* _What to produce_:
Gather every line in the records below that contains the word "title", and copy each one in full.

* _Input rows_:
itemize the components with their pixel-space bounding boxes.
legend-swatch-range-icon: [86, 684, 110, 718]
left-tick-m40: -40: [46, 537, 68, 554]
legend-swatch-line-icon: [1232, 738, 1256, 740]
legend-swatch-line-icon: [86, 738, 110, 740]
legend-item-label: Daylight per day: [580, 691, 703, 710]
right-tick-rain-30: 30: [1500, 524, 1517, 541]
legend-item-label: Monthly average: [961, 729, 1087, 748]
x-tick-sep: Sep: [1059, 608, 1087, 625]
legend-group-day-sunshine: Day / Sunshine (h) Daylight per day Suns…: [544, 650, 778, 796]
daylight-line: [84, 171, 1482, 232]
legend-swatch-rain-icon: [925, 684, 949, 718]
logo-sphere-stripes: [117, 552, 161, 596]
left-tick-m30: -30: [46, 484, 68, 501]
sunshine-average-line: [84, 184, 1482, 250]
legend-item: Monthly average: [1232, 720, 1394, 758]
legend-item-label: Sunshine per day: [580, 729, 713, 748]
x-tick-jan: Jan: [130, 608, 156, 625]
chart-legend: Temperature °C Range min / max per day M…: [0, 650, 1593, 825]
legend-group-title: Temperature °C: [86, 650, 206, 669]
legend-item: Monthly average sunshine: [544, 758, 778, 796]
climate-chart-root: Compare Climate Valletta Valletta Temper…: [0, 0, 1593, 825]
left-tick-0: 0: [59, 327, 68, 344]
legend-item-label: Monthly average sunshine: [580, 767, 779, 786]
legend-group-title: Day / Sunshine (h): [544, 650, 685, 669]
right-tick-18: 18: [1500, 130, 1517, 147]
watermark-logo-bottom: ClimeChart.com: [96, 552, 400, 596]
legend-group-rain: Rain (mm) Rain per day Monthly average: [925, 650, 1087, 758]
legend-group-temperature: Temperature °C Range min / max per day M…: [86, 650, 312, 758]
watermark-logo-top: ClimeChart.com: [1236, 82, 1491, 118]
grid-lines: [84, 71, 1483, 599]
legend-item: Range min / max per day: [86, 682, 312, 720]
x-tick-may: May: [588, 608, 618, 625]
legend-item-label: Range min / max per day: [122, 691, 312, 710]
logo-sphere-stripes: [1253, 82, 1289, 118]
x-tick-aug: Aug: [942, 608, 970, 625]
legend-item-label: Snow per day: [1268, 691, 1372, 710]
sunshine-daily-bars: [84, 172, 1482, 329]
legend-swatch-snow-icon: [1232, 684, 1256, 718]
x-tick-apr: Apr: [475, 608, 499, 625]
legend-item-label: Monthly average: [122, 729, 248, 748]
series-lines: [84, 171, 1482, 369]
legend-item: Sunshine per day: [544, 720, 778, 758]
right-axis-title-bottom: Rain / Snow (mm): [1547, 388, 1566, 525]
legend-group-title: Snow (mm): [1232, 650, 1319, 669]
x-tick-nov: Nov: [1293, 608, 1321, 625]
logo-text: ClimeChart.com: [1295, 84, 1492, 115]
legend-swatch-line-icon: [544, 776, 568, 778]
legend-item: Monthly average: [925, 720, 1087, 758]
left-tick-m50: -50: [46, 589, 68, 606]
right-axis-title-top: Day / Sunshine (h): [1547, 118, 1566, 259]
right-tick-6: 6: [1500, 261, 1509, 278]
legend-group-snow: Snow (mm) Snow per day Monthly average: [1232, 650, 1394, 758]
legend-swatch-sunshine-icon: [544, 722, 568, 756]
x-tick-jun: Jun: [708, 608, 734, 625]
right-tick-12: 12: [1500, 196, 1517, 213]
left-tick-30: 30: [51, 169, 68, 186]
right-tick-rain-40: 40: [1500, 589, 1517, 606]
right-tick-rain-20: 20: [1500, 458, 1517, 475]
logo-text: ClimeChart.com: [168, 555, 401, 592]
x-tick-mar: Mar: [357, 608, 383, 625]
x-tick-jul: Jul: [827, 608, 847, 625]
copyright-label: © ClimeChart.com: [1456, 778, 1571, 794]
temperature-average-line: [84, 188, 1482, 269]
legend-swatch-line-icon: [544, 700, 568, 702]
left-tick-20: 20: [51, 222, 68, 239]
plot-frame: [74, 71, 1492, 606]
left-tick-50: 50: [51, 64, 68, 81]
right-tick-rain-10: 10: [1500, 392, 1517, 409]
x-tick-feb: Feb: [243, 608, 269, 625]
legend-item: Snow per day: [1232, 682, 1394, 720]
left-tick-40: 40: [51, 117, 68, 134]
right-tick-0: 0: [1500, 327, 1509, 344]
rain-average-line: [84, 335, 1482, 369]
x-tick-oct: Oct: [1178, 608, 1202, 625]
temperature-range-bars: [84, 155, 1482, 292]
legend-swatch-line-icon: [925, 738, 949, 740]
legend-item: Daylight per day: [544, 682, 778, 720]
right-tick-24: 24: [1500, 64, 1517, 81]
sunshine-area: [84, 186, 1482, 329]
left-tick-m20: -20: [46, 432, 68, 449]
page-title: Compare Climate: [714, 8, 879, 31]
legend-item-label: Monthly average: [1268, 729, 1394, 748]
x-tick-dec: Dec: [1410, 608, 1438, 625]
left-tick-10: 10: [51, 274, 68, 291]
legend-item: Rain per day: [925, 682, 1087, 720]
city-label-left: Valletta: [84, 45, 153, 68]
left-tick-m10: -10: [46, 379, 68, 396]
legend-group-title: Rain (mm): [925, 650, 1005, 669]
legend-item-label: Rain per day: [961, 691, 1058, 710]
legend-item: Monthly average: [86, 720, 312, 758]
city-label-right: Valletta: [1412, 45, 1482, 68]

* _Result of this task_:
legend-group-title: Temperature °C: [86, 650, 206, 669]
legend-group-title: Day / Sunshine (h): [544, 650, 685, 669]
right-axis-title-bottom: Rain / Snow (mm): [1547, 388, 1566, 525]
legend-group-title: Snow (mm): [1232, 650, 1319, 669]
right-axis-title-top: Day / Sunshine (h): [1547, 118, 1566, 259]
page-title: Compare Climate: [714, 8, 879, 31]
legend-group-title: Rain (mm): [925, 650, 1005, 669]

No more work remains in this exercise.